## start MATERIAL FOR THE TASK
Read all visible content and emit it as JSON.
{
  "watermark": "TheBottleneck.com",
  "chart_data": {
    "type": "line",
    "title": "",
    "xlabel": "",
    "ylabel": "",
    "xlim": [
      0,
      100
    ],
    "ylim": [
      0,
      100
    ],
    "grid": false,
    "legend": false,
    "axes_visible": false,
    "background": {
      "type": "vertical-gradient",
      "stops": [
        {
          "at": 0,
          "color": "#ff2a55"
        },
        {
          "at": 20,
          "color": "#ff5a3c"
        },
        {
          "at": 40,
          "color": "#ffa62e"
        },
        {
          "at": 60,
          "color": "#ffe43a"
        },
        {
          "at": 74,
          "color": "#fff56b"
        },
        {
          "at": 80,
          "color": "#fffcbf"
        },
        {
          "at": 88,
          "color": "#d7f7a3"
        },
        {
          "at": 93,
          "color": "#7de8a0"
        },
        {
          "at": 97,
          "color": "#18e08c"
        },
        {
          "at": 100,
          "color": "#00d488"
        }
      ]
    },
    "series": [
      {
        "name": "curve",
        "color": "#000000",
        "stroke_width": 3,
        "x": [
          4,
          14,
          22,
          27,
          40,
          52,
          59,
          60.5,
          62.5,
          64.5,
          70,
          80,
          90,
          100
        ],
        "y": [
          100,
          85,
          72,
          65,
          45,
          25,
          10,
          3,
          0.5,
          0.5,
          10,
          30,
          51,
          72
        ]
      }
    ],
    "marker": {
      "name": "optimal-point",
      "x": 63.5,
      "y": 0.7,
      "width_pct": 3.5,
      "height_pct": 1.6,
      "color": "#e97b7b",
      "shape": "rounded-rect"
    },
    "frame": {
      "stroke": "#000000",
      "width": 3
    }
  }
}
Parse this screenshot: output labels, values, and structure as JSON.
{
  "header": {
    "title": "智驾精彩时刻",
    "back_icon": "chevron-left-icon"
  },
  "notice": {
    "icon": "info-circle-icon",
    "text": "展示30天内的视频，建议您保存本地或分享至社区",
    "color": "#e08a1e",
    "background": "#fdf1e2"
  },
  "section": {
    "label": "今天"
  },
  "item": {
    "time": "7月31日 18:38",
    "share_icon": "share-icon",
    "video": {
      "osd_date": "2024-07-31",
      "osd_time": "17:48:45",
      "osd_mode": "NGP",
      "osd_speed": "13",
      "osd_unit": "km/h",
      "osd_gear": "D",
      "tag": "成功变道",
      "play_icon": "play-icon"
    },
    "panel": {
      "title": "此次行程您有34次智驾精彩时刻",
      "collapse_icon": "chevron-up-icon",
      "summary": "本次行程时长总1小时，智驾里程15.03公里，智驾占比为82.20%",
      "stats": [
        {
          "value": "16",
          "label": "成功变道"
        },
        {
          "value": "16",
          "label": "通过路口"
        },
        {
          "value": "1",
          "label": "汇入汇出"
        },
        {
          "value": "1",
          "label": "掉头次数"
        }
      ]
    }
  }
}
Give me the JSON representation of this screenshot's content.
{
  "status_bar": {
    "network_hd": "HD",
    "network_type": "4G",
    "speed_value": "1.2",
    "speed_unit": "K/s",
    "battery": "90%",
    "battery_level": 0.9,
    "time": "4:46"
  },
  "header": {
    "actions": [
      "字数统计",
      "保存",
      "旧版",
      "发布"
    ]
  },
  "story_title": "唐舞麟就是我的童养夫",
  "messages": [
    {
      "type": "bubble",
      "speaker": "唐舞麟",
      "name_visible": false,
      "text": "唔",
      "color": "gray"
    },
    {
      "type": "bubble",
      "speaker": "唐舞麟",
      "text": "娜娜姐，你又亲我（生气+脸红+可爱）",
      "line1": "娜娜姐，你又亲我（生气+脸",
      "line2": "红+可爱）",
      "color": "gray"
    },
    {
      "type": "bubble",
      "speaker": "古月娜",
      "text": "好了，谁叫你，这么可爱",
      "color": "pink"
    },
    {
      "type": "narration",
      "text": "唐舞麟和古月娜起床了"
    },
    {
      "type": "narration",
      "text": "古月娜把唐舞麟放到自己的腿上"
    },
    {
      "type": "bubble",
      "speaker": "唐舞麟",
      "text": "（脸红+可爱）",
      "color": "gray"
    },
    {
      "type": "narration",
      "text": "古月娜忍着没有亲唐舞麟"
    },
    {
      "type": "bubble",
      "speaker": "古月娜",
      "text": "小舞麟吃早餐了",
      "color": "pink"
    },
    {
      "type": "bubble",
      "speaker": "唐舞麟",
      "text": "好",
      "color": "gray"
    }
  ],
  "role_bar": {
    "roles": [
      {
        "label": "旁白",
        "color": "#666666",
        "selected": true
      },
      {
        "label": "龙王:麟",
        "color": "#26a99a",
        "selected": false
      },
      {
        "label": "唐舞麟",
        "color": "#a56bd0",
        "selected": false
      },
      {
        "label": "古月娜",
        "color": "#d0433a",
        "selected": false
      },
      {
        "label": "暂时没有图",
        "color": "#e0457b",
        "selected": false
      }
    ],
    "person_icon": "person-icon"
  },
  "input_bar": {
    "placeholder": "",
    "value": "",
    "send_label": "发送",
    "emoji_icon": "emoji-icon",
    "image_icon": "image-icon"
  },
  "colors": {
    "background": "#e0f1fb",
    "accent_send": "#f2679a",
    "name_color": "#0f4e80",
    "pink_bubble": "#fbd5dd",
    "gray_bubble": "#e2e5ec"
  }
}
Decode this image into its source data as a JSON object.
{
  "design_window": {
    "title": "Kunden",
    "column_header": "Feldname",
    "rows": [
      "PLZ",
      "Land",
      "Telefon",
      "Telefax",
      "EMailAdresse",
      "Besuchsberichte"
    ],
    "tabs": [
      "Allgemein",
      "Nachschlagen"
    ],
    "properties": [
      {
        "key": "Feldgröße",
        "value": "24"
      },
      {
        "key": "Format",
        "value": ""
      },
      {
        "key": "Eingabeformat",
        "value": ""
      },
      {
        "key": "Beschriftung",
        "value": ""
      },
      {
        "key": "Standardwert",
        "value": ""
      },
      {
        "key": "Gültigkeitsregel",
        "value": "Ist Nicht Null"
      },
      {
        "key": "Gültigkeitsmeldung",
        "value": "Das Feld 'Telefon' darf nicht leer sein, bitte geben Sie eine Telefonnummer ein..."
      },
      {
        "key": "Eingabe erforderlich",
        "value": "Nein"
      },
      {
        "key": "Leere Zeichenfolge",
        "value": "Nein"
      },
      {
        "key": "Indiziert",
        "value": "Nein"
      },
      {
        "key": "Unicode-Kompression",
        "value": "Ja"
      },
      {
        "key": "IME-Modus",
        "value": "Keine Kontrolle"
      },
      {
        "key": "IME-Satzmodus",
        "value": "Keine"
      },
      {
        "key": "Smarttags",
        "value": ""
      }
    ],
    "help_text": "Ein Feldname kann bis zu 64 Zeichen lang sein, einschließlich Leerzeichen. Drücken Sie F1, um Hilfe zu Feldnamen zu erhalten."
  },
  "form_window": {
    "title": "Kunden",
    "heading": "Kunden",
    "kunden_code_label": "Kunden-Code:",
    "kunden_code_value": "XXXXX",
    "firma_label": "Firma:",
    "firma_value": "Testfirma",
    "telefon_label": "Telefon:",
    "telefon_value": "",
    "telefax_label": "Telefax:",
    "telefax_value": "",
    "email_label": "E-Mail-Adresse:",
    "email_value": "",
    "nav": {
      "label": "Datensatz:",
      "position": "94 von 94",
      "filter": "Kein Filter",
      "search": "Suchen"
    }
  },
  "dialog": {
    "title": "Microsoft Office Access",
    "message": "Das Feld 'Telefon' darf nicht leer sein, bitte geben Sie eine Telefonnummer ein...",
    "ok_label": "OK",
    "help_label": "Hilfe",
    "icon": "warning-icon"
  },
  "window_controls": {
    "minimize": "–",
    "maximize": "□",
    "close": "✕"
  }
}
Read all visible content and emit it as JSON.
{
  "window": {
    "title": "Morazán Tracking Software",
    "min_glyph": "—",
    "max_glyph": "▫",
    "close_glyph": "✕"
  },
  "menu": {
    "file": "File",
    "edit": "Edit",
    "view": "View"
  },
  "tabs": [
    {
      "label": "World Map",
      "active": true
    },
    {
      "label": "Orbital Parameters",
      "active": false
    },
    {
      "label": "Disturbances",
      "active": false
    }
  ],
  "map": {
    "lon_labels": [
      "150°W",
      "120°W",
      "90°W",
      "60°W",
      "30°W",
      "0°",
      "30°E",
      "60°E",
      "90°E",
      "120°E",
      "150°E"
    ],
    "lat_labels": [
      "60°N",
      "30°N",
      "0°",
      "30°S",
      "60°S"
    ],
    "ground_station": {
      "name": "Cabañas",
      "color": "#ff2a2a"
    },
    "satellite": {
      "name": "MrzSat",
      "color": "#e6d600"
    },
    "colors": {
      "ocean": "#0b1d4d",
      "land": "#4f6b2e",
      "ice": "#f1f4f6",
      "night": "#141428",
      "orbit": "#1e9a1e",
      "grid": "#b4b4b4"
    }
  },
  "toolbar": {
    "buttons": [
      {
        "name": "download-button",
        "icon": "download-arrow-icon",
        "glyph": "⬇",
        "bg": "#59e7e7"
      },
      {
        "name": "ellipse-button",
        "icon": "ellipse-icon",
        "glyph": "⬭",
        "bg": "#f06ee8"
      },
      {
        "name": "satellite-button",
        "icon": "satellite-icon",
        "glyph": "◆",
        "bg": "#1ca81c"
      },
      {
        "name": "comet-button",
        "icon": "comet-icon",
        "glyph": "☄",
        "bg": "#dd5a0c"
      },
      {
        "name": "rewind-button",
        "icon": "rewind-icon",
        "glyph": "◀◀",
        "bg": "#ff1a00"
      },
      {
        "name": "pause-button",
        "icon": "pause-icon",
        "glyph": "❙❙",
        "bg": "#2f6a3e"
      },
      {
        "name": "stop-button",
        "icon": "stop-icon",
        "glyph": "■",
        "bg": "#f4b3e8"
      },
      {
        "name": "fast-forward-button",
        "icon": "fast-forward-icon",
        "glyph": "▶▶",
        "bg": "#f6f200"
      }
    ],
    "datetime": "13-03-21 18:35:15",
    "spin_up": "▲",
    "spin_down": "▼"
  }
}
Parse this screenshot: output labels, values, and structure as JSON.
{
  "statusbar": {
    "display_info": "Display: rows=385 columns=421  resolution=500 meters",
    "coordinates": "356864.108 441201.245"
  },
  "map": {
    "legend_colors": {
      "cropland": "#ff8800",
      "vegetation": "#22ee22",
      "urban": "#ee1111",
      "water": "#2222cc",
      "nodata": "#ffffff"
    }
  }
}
## end MATERIAL FOR THE TASK
WHAT TO WORK ON:
Gather each line in these records that contains the string "rows".

TASK RESPONSE:
    "rows": [
    "display_info": "Display: rows=385 columns=421  resolution=500 meters",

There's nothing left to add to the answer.